What is needed -
Could you rewrite the entries as a numbered list, starting at the first line of the entries and ending at the line that contains "forward-icon — [913, 1366, 954, 1403]", leaving out any blank lines and nothing beyond that line?

──────── Data records

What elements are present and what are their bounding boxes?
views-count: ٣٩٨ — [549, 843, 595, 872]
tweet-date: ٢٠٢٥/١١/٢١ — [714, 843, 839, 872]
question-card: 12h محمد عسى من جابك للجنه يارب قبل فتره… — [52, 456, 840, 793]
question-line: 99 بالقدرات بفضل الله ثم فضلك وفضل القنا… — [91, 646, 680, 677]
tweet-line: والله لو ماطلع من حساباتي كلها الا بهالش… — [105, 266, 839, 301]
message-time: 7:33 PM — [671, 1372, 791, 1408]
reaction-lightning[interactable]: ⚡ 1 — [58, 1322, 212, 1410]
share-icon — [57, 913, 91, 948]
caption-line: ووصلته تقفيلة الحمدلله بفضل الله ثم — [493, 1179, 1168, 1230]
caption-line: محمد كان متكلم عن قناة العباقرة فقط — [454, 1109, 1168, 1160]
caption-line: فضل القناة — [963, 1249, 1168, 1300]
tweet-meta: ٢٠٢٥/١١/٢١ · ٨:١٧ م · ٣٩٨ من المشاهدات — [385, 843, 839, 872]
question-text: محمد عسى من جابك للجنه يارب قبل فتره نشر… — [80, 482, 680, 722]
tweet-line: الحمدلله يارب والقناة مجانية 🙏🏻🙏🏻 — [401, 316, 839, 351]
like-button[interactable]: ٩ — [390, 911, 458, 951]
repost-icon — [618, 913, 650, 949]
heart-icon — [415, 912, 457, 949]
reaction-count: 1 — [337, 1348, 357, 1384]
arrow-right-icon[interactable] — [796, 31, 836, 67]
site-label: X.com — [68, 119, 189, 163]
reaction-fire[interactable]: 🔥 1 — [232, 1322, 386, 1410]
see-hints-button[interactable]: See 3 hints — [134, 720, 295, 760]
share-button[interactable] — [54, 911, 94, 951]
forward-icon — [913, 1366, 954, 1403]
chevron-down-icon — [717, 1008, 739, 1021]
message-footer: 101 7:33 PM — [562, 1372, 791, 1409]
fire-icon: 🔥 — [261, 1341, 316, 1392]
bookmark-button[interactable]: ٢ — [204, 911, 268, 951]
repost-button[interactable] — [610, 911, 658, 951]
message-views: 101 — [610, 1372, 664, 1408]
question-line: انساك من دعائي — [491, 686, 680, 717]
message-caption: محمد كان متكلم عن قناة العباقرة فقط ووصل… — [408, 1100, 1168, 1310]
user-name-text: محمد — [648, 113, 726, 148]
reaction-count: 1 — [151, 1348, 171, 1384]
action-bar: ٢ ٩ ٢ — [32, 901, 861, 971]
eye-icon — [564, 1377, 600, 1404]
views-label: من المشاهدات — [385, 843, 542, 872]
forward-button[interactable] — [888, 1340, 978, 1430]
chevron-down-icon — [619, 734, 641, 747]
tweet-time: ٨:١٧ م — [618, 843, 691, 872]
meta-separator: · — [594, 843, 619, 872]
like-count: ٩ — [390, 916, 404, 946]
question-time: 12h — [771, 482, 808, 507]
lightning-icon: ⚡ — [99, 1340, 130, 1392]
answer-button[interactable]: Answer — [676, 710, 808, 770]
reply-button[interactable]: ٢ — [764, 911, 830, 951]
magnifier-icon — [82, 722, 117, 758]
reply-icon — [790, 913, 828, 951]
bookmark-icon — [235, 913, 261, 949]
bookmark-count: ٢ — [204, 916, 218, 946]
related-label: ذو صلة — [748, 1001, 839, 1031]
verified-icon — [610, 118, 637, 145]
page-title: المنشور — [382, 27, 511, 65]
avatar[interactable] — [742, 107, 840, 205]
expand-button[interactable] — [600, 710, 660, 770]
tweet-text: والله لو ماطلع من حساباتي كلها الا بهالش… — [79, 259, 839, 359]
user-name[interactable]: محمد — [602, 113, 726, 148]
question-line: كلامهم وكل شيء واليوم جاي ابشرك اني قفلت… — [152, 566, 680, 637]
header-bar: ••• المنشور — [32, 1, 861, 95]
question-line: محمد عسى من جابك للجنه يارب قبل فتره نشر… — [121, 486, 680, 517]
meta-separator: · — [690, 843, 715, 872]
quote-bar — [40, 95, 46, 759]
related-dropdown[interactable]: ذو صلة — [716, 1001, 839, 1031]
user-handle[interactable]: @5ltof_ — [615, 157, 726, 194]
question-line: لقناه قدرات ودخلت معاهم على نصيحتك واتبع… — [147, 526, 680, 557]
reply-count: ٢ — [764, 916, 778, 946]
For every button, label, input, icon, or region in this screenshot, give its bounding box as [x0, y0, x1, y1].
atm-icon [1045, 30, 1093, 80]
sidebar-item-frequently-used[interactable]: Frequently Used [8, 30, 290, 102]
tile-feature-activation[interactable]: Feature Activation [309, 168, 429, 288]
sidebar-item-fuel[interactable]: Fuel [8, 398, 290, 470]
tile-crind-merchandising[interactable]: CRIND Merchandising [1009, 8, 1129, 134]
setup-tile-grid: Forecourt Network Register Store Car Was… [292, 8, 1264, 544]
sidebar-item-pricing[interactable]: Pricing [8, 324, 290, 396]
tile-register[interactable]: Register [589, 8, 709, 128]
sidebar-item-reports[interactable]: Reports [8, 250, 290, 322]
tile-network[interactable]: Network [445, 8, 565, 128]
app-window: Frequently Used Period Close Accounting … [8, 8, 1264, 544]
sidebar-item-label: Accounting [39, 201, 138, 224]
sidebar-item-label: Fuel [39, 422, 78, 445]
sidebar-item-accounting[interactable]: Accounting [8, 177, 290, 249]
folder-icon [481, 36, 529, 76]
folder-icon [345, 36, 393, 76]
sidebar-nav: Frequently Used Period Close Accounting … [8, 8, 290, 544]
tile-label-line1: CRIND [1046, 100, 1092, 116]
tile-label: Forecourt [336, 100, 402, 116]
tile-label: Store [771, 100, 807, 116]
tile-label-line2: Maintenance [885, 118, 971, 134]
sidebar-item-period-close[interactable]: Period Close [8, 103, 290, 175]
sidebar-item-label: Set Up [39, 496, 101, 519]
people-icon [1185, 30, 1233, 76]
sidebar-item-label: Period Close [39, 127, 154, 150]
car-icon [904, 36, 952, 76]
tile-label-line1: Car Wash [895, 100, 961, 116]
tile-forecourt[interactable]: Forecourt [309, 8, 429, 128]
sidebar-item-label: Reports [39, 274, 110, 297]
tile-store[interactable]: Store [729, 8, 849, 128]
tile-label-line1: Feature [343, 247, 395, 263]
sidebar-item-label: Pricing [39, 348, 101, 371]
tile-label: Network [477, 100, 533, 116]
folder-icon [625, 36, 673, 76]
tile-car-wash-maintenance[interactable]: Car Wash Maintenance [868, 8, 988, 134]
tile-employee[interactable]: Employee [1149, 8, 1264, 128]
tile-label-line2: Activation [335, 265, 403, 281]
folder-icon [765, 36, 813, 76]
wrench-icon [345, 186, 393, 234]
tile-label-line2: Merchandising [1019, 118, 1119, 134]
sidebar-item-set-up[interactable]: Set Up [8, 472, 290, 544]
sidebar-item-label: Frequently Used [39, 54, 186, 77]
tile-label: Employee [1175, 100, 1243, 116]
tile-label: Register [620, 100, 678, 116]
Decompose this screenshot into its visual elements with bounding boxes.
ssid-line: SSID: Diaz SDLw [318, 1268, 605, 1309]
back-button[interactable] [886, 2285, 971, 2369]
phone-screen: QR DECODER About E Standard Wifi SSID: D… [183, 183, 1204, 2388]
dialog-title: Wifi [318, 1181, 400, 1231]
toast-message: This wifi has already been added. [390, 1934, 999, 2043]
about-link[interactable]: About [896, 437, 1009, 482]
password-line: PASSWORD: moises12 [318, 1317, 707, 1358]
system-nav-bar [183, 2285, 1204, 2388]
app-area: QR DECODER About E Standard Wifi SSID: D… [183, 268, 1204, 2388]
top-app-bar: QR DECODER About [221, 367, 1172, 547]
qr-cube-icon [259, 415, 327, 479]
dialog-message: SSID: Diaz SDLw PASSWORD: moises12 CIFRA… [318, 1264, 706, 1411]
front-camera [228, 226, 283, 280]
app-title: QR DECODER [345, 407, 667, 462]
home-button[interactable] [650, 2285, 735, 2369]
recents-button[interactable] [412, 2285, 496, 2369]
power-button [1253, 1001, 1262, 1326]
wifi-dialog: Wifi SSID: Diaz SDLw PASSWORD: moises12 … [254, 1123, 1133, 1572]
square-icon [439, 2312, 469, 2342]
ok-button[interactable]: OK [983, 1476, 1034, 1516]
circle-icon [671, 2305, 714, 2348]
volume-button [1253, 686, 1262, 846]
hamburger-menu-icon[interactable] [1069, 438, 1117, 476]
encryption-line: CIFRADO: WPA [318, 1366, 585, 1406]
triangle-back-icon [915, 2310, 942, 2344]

────────────────

Complete output -
1. What elements are present and what are their bounding boxes?
2. views-count: ٣٩٨ — [549, 843, 595, 872]
3. tweet-date: ٢٠٢٥/١١/٢١ — [714, 843, 839, 872]
4. question-card: 12h محمد عسى من جابك للجنه يارب قبل فتره… — [52, 456, 840, 793]
5. question-line: 99 بالقدرات بفضل الله ثم فضلك وفضل القنا… — [91, 646, 680, 677]
6. tweet-line: والله لو ماطلع من حساباتي كلها الا بهالش… — [105, 266, 839, 301]
7. message-time: 7:33 PM — [671, 1372, 791, 1408]
8. reaction-lightning[interactable]: ⚡ 1 — [58, 1322, 212, 1410]
9. share-icon — [57, 913, 91, 948]
10. caption-line: ووصلته تقفيلة الحمدلله بفضل الله ثم — [493, 1179, 1168, 1230]
11. caption-line: محمد كان متكلم عن قناة العباقرة فقط — [454, 1109, 1168, 1160]
12. caption-line: فضل القناة — [963, 1249, 1168, 1300]
13. tweet-meta: ٢٠٢٥/١١/٢١ · ٨:١٧ م · ٣٩٨ من المشاهدات — [385, 843, 839, 872]
14. question-text: محمد عسى من جابك للجنه يارب قبل فتره نشر… — [80, 482, 680, 722]
15. tweet-line: الحمدلله يارب والقناة مجانية 🙏🏻🙏🏻 — [401, 316, 839, 351]
16. like-button[interactable]: ٩ — [390, 911, 458, 951]
17. repost-icon — [618, 913, 650, 949]
18. heart-icon — [415, 912, 457, 949]
19. reaction-count: 1 — [337, 1348, 357, 1384]
20. arrow-right-icon[interactable] — [796, 31, 836, 67]
21. site-label: X.com — [68, 119, 189, 163]
22. reaction-fire[interactable]: 🔥 1 — [232, 1322, 386, 1410]
23. see-hints-button[interactable]: See 3 hints — [134, 720, 295, 760]
24. share-button[interactable] — [54, 911, 94, 951]
25. forward-icon — [913, 1366, 954, 1403]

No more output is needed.